» **AIM OF THE EXERCISE**: Reproduce every entry exactly as shown.
════════
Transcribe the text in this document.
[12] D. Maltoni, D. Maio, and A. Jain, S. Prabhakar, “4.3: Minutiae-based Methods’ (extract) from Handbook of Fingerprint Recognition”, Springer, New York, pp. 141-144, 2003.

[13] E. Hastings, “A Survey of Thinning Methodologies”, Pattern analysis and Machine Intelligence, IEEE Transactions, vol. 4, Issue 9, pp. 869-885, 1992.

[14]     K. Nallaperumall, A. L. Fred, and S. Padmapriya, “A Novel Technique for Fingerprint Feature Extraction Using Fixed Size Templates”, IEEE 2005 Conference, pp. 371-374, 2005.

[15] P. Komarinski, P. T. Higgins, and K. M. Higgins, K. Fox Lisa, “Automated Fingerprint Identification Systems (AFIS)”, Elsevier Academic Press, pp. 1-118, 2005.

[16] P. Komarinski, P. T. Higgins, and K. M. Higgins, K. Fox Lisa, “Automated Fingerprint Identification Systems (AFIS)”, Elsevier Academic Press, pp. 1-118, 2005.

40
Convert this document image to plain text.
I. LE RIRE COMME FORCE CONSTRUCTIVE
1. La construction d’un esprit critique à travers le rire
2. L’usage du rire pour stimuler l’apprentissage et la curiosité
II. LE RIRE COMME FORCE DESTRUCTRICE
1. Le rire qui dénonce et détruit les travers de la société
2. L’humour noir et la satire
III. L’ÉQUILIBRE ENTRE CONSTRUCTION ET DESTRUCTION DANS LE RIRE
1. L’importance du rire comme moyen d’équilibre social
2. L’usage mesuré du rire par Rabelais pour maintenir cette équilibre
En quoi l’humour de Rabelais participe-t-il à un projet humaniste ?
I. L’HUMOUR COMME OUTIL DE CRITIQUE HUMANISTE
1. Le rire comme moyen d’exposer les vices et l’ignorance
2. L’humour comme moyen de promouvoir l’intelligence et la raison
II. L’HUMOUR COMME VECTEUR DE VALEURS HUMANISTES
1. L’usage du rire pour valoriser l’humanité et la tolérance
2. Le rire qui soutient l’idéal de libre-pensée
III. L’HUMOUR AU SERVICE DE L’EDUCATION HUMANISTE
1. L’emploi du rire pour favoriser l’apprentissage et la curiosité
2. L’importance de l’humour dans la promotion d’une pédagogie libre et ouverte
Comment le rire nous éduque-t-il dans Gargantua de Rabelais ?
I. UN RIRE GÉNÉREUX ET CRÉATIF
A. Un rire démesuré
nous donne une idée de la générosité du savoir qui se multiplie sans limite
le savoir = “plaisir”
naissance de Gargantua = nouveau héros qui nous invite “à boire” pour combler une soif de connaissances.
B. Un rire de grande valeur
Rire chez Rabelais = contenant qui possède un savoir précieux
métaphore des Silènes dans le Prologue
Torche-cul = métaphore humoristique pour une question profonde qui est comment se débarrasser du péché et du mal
════════
» **SOLUTION TO THIS PROBLEM**:
Transcribe the text in this document.
[12] D. Maltoni, D. Maio, and A. Jain, S. Prabhakar, “4.3: Minutiae-based Methods’ (extract) from Handbook of Fingerprint Recognition”, Springer, New York, pp. 141-144, 2003.

[13] E. Hastings, “A Survey of Thinning Methodologies”, Pattern analysis and Machine Intelligence, IEEE Transactions, vol. 4, Issue 9, pp. 869-885, 1992.

[14]     K. Nallaperumall, A. L. Fred, and S. Padmapriya, “A Novel Technique for Fingerprint Feature Extraction Using Fixed Size Templates”, IEEE 2005 Conference, pp. 371-374, 2005.

[15] P. Komarinski, P. T. Higgins, and K. M. Higgins, K. Fox Lisa, “Automated Fingerprint Identification Systems (AFIS)”, Elsevier Academic Press, pp. 1-118, 2005.

[16] P. Komarinski, P. T. Higgins, and K. M. Higgins, K. Fox Lisa, “Automated Fingerprint Identification Systems (AFIS)”, Elsevier Academic Press, pp. 1-118, 2005.

40
Convert this document image to plain text.
I. LE RIRE COMME FORCE CONSTRUCTIVE
1. La construction d’un esprit critique à travers le rire
2. L’usage du rire pour stimuler l’apprentissage et la curiosité
II. LE RIRE COMME FORCE DESTRUCTRICE
1. Le rire qui dénonce et détruit les travers de la société
2. L’humour noir et la satire
III. L’ÉQUILIBRE ENTRE CONSTRUCTION ET DESTRUCTION DANS LE RIRE
1. L’importance du rire comme moyen d’équilibre social
2. L’usage mesuré du rire par Rabelais pour maintenir cette équilibre
En quoi l’humour de Rabelais participe-t-il à un projet humaniste ?
I. L’HUMOUR COMME OUTIL DE CRITIQUE HUMANISTE
1. Le rire comme moyen d’exposer les vices et l’ignorance
2. L’humour comme moyen de promouvoir l’intelligence et la raison
II. L’HUMOUR COMME VECTEUR DE VALEURS HUMANISTES
1. L’usage du rire pour valoriser l’humanité et la tolérance
2. Le rire qui soutient l’idéal de libre-pensée
III. L’HUMOUR AU SERVICE DE L’EDUCATION HUMANISTE
1. L’emploi du rire pour favoriser l’apprentissage et la curiosité
2. L’importance de l’humour dans la promotion d’une pédagogie libre et ouverte
Comment le rire nous éduque-t-il dans Gargantua de Rabelais ?
I. UN RIRE GÉNÉREUX ET CRÉATIF
A. Un rire démesuré
nous donne une idée de la générosité du savoir qui se multiplie sans limite
le savoir = “plaisir”
naissance de Gargantua = nouveau héros qui nous invite “à boire” pour combler une soif de connaissances.
B. Un rire de grande valeur
Rire chez Rabelais = contenant qui possède un savoir précieux
métaphore des Silènes dans le Prologue
Torche-cul = métaphore humoristique pour une question profonde qui est comment se débarrasser du péché et du mal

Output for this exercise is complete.